--- begin ---
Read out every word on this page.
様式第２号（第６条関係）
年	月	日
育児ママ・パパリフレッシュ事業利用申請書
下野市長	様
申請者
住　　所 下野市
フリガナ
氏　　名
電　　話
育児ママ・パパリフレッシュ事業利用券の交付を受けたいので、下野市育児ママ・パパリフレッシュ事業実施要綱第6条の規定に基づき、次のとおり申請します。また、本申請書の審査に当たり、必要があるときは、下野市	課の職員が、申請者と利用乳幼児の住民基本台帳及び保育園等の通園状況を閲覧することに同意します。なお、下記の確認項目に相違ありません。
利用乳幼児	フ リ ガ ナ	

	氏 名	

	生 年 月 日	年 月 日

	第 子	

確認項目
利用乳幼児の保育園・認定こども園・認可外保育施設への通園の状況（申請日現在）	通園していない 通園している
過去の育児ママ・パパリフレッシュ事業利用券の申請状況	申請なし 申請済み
--- end ---
--- begin ---
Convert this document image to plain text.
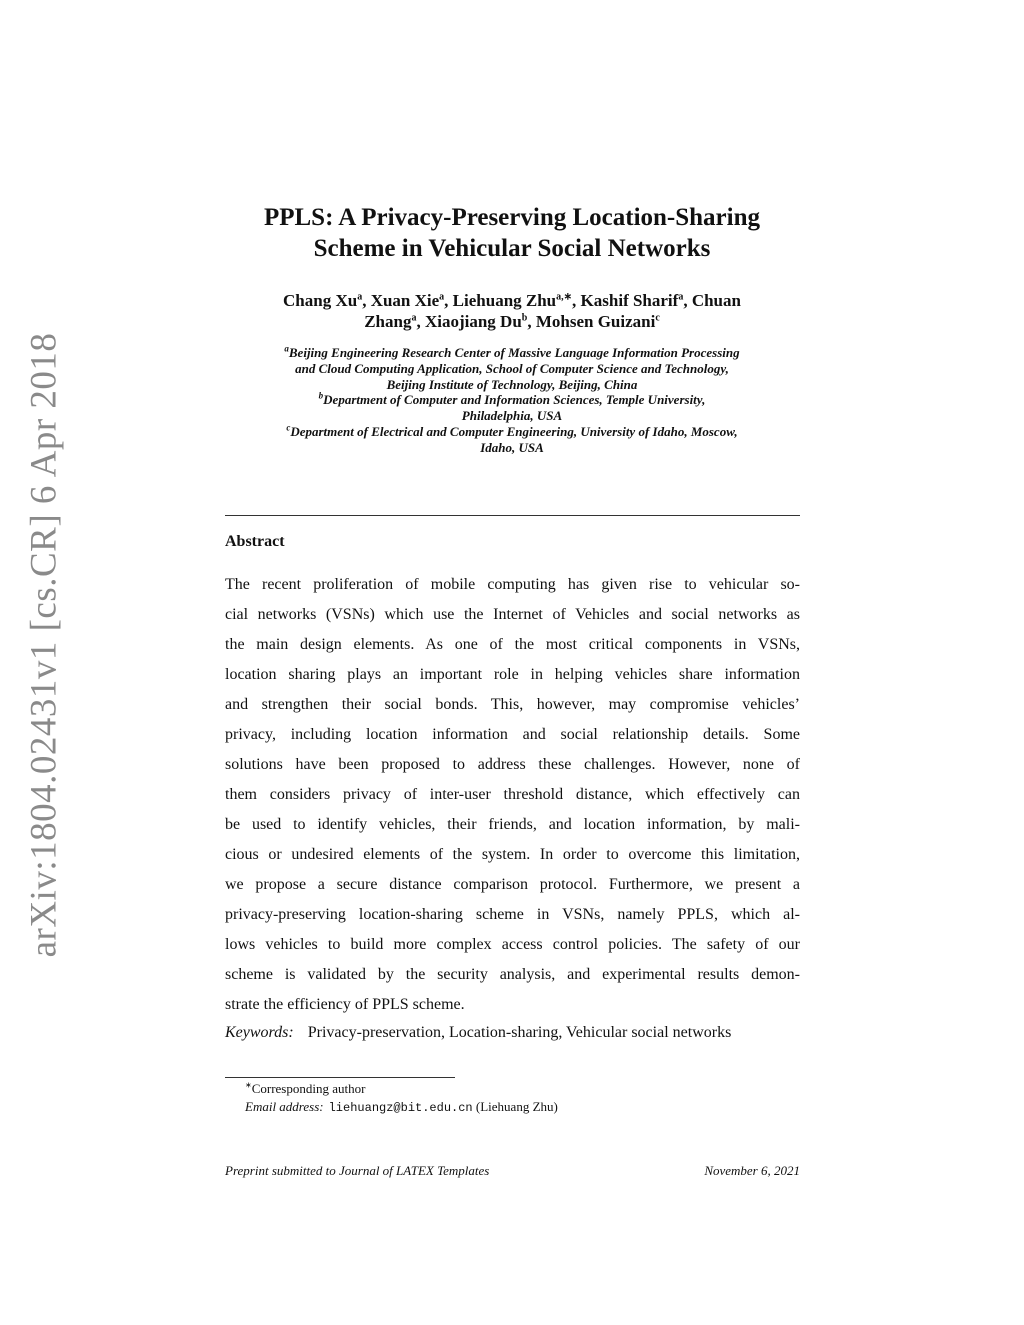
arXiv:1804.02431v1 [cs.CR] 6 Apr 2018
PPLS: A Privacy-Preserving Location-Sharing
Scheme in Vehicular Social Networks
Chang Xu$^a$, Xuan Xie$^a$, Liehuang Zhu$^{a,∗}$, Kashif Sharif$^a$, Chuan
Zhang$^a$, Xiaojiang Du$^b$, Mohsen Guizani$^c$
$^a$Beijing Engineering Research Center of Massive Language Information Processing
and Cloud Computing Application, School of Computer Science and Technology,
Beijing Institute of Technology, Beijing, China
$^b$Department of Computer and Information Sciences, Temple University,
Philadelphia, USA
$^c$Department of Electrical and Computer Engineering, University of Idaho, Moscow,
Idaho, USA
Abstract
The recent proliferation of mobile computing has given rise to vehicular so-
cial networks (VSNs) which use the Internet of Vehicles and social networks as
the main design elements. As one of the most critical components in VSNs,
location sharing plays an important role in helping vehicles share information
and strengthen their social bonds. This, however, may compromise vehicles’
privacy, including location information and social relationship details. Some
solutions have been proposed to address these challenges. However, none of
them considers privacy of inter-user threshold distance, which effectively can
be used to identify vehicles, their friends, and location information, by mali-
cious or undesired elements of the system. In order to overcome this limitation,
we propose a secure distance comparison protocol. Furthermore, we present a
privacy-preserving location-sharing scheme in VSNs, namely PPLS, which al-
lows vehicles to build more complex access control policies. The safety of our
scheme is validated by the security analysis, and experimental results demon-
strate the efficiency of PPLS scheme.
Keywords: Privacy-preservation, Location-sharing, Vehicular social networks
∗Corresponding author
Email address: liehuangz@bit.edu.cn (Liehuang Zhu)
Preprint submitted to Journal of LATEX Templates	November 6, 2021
--- end ---
**THE EXERCISE**
Go through the data and count each line that has the word "Beijing", then give the total alone.

**FULL OUTPUT**
2